▼

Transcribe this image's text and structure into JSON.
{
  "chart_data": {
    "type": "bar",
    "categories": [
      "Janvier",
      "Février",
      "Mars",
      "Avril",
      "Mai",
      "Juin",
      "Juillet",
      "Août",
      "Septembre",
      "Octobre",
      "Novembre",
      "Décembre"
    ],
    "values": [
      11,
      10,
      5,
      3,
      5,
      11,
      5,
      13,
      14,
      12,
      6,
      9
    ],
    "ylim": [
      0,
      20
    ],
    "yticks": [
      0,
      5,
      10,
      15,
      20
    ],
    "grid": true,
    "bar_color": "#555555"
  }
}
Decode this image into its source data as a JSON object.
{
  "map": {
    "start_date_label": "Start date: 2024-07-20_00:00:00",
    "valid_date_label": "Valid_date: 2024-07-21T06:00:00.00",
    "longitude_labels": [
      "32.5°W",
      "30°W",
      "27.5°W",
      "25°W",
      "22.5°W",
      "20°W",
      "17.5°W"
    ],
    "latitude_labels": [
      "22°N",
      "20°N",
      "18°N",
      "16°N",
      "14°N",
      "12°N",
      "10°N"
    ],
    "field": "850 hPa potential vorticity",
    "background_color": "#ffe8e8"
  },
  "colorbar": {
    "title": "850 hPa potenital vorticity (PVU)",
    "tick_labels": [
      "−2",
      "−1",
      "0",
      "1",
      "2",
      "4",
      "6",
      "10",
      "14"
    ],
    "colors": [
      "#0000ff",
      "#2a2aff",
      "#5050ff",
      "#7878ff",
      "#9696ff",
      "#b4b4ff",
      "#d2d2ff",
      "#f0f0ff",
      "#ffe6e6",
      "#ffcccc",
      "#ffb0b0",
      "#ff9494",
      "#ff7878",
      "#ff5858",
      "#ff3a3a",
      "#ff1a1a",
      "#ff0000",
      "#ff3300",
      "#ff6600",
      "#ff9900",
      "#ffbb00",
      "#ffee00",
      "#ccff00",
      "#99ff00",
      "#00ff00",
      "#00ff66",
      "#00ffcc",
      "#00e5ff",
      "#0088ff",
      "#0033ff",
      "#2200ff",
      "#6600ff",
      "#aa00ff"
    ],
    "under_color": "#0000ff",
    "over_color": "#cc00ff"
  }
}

▲

TASK REQUIREMENTS>
Read through the entries and copy every line that includes "JSON".

OUTPUT OF THE TASK>
Transcribe this image's text and structure into JSON.
Decode this image into its source data as a JSON object.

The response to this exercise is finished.